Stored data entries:
(begin)

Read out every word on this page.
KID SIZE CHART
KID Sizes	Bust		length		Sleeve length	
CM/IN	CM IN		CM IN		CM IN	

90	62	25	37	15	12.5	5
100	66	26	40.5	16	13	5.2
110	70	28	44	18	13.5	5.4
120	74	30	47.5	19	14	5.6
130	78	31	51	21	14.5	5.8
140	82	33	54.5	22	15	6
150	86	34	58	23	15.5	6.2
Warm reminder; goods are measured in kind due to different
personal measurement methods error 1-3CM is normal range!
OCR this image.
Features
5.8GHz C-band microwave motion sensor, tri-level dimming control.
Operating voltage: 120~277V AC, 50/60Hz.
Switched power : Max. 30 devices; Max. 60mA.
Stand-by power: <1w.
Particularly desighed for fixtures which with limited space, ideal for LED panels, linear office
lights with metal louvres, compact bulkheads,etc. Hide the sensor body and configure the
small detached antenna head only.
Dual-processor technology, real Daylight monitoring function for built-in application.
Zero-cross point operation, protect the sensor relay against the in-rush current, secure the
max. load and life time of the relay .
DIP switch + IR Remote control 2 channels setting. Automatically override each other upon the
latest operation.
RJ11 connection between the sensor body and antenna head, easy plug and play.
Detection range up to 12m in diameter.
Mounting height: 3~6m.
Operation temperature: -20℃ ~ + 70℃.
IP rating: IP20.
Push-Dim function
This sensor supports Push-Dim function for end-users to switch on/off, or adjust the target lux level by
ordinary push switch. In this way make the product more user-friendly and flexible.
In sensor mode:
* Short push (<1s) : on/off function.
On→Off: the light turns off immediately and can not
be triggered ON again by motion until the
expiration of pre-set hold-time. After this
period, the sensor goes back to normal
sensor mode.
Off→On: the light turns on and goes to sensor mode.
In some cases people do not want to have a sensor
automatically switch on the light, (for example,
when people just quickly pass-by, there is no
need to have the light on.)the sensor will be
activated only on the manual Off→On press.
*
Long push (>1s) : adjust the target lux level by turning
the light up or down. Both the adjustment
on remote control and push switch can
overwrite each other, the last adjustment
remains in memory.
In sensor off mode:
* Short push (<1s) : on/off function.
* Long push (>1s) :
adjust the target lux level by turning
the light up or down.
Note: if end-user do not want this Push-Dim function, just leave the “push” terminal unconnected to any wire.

(end)

What you should do:
All of the material must be reproduced exactly.

Solution to this problem:
Read out every word on this page.
KID SIZE CHART
KID Sizes	Bust		length		Sleeve length	
CM/IN	CM IN		CM IN		CM IN	

90	62	25	37	15	12.5	5
100	66	26	40.5	16	13	5.2
110	70	28	44	18	13.5	5.4
120	74	30	47.5	19	14	5.6
130	78	31	51	21	14.5	5.8
140	82	33	54.5	22	15	6
150	86	34	58	23	15.5	6.2
Warm reminder; goods are measured in kind due to different
personal measurement methods error 1-3CM is normal range!
OCR this image.
Features
5.8GHz C-band microwave motion sensor, tri-level dimming control.
Operating voltage: 120~277V AC, 50/60Hz.
Switched power : Max. 30 devices; Max. 60mA.
Stand-by power: <1w.
Particularly desighed for fixtures which with limited space, ideal for LED panels, linear office
lights with metal louvres, compact bulkheads,etc. Hide the sensor body and configure the
small detached antenna head only.
Dual-processor technology, real Daylight monitoring function for built-in application.
Zero-cross point operation, protect the sensor relay against the in-rush current, secure the
max. load and life time of the relay .
DIP switch + IR Remote control 2 channels setting. Automatically override each other upon the
latest operation.
RJ11 connection between the sensor body and antenna head, easy plug and play.
Detection range up to 12m in diameter.
Mounting height: 3~6m.
Operation temperature: -20℃ ~ + 70℃.
IP rating: IP20.
Push-Dim function
This sensor supports Push-Dim function for end-users to switch on/off, or adjust the target lux level by
ordinary push switch. In this way make the product more user-friendly and flexible.
In sensor mode:
* Short push (<1s) : on/off function.
On→Off: the light turns off immediately and can not
be triggered ON again by motion until the
expiration of pre-set hold-time. After this
period, the sensor goes back to normal
sensor mode.
Off→On: the light turns on and goes to sensor mode.
In some cases people do not want to have a sensor
automatically switch on the light, (for example,
when people just quickly pass-by, there is no
need to have the light on.)the sensor will be
activated only on the manual Off→On press.
*
Long push (>1s) : adjust the target lux level by turning
the light up or down. Both the adjustment
on remote control and push switch can
overwrite each other, the last adjustment
remains in memory.
In sensor off mode:
* Short push (<1s) : on/off function.
* Long push (>1s) :
adjust the target lux level by turning
the light up or down.
Note: if end-user do not want this Push-Dim function, just leave the “push” terminal unconnected to any wire.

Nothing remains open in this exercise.